Objective: Make an exact copy of the listing below.
[Start Data for this exercise]
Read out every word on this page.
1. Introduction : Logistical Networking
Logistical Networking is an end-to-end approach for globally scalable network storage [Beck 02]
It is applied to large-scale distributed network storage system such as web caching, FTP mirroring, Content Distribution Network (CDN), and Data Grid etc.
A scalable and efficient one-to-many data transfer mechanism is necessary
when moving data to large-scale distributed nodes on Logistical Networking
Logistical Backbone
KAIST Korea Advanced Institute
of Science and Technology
[End Data for this exercise]
Written answer:
Read out every word on this page.
1. Introduction : Logistical Networking
Logistical Networking is an end-to-end approach for globally scalable network storage [Beck 02]
It is applied to large-scale distributed network storage system such as web caching, FTP mirroring, Content Distribution Network (CDN), and Data Grid etc.
A scalable and efficient one-to-many data transfer mechanism is necessary
when moving data to large-scale distributed nodes on Logistical Networking
Logistical Backbone
KAIST Korea Advanced Institute
of Science and Technology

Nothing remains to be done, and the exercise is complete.